## START
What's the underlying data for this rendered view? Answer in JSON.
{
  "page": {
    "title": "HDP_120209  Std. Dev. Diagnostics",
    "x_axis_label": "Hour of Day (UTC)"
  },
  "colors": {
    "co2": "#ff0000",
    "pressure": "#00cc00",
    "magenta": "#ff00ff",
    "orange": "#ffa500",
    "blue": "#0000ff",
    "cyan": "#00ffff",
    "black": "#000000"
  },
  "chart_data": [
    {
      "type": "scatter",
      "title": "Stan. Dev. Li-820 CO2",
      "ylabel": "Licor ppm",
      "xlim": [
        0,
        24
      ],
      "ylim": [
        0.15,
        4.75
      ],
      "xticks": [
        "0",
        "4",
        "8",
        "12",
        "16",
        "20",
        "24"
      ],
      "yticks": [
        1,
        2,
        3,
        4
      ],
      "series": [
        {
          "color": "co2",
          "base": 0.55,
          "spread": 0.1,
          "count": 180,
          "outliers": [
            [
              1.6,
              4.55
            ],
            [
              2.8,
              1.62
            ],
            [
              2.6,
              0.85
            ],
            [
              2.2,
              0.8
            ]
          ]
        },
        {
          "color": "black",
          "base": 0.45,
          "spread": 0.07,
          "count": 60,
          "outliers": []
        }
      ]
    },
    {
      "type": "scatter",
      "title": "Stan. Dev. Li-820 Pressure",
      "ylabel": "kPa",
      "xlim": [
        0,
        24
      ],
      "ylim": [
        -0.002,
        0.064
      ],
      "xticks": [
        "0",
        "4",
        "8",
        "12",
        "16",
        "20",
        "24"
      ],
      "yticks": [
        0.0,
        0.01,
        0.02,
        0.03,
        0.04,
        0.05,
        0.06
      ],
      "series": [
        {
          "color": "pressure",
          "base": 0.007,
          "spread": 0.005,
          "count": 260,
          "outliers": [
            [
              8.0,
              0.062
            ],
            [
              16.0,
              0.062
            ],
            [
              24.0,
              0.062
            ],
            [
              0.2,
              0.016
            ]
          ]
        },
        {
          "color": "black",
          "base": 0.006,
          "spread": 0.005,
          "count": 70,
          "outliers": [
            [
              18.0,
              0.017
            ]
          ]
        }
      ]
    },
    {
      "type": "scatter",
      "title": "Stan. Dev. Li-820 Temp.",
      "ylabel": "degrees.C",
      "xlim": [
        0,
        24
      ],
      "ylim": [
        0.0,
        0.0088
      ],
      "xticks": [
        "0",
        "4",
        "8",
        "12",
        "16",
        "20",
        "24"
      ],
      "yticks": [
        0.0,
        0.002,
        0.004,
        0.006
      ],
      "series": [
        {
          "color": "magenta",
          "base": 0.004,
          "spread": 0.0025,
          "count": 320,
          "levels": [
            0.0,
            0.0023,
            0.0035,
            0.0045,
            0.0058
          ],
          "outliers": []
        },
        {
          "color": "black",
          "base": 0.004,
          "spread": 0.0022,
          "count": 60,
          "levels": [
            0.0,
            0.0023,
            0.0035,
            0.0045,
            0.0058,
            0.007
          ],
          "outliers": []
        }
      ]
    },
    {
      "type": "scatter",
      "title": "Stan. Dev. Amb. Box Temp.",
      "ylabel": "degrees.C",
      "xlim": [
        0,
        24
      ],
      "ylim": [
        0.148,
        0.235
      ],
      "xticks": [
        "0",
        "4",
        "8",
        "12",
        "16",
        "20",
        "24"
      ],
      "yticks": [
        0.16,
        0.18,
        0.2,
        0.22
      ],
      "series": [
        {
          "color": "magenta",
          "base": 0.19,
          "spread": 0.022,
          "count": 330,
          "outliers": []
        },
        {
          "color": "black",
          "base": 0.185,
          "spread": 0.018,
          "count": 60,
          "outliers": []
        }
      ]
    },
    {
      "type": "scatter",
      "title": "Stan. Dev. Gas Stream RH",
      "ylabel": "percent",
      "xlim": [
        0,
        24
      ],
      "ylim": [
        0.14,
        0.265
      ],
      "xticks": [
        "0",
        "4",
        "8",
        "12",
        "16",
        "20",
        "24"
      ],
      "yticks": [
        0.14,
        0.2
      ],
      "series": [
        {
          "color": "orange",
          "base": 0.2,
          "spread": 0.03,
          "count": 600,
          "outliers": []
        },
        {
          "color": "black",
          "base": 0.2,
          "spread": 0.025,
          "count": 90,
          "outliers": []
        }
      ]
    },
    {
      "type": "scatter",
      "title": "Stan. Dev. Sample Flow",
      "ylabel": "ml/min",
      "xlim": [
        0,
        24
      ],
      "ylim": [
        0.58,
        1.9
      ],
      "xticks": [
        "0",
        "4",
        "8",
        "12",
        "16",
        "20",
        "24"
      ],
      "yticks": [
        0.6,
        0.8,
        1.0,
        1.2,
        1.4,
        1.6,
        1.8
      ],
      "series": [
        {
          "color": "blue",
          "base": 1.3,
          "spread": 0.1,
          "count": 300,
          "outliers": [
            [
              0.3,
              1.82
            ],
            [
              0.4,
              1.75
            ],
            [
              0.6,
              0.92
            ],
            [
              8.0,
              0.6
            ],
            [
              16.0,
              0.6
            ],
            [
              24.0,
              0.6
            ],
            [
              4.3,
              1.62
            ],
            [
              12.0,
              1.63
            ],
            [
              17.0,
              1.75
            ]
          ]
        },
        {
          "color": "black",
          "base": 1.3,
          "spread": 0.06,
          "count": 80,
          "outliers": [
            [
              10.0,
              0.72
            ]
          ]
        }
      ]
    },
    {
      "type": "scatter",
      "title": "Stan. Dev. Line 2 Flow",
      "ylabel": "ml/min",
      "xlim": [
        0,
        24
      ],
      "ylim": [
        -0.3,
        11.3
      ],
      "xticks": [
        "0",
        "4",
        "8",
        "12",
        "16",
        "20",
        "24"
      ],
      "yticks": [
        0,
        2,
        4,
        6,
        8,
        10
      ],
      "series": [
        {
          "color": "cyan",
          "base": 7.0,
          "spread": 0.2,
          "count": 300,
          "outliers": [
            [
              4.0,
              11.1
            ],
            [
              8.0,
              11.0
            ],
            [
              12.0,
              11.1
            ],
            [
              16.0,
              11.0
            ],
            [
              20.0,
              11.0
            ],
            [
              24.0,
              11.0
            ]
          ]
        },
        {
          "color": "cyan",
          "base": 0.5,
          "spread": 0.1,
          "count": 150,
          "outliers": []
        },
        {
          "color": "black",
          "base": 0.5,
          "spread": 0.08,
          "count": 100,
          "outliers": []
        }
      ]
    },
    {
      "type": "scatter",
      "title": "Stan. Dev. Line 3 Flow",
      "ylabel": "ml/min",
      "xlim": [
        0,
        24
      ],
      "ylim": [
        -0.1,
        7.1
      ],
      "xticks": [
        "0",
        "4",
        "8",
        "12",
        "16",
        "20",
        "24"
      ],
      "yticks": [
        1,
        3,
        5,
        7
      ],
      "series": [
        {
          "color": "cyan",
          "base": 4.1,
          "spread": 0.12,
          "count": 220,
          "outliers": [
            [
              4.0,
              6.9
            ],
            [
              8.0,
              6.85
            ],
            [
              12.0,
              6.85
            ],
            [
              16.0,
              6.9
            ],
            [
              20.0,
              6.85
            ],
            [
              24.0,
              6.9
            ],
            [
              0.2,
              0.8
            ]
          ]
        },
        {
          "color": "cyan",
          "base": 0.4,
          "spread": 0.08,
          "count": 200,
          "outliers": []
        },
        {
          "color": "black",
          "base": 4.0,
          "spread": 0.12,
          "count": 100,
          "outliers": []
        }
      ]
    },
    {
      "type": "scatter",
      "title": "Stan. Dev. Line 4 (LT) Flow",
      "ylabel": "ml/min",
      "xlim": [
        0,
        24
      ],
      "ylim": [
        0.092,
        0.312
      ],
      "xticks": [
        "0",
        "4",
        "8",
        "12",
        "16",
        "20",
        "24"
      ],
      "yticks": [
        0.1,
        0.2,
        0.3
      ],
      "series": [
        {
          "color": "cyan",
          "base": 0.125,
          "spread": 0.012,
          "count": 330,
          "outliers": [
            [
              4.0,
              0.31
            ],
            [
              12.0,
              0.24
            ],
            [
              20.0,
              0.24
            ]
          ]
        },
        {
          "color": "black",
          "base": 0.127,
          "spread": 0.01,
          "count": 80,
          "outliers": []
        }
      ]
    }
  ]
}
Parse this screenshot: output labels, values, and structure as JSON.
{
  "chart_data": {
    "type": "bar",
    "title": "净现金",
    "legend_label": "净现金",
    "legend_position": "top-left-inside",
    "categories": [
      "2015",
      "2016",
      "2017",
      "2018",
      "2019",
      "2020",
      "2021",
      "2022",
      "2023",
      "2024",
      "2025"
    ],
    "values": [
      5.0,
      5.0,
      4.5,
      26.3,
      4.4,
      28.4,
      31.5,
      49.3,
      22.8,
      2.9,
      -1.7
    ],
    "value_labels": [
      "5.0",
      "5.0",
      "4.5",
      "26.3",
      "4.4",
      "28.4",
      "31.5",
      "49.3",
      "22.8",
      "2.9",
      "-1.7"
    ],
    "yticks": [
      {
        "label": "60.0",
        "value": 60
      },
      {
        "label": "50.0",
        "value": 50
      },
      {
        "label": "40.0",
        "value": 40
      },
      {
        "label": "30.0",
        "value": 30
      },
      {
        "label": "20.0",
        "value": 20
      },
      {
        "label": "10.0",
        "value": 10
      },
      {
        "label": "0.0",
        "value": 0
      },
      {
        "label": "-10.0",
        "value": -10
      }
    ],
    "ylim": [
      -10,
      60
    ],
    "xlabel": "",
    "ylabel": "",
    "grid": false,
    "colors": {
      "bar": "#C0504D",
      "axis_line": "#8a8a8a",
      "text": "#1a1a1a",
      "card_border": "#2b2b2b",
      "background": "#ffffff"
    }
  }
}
## END
## INSTRUCTIONS FOR THE TASK
Check every line of the data above for the string "Flow", and copy those that have it.

## SOLUTION
      "title": "Stan. Dev. Sample Flow",
      "title": "Stan. Dev. Line 2 Flow",
      "title": "Stan. Dev. Line 3 Flow",
      "title": "Stan. Dev. Line 4 (LT) Flow",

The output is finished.